• [Exercise inputs]:
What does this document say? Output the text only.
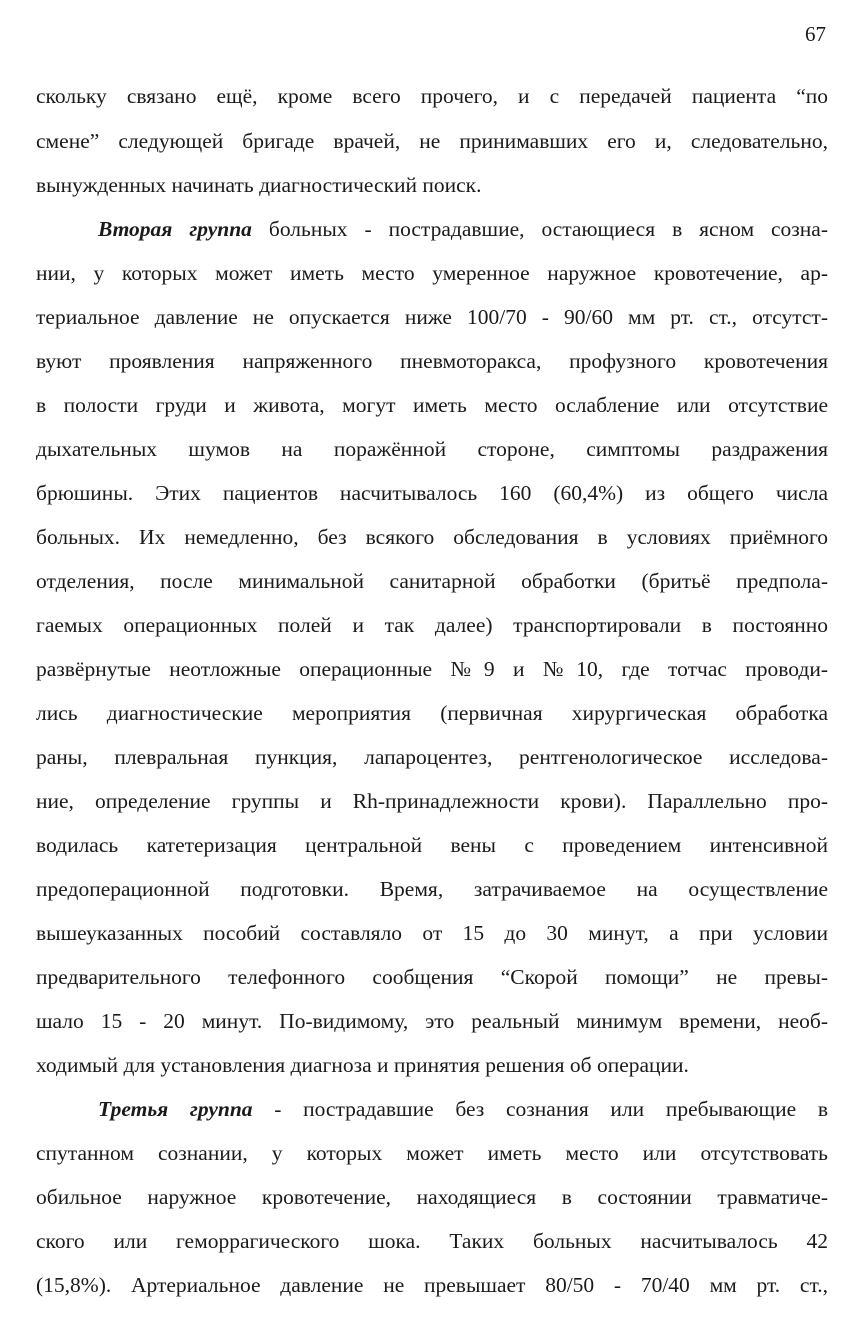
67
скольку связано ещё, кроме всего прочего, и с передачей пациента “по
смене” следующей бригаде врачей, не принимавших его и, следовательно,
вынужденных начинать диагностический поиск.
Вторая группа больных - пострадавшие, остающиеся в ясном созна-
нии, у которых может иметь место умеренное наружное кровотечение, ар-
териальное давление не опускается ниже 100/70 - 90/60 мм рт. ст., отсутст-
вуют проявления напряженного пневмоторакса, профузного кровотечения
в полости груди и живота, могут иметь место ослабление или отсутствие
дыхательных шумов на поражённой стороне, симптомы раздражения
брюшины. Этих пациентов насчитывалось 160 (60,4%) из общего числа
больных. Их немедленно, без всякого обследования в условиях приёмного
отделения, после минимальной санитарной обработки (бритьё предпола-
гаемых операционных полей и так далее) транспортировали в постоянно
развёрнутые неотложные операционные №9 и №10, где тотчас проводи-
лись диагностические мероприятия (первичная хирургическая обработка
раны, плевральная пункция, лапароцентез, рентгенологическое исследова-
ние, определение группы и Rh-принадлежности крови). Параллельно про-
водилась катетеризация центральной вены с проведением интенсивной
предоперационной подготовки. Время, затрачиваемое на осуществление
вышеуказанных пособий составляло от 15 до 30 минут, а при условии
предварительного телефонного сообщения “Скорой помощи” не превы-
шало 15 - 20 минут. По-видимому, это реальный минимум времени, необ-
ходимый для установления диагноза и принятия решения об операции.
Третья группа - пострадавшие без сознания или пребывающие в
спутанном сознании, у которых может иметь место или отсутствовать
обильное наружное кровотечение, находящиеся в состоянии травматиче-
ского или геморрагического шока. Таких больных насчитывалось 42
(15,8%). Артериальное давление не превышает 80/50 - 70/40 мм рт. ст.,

• [Task brief]: What is the number of lines in the records that contain the word "место"? Answer with the number and nothing else.

• [Output]: 3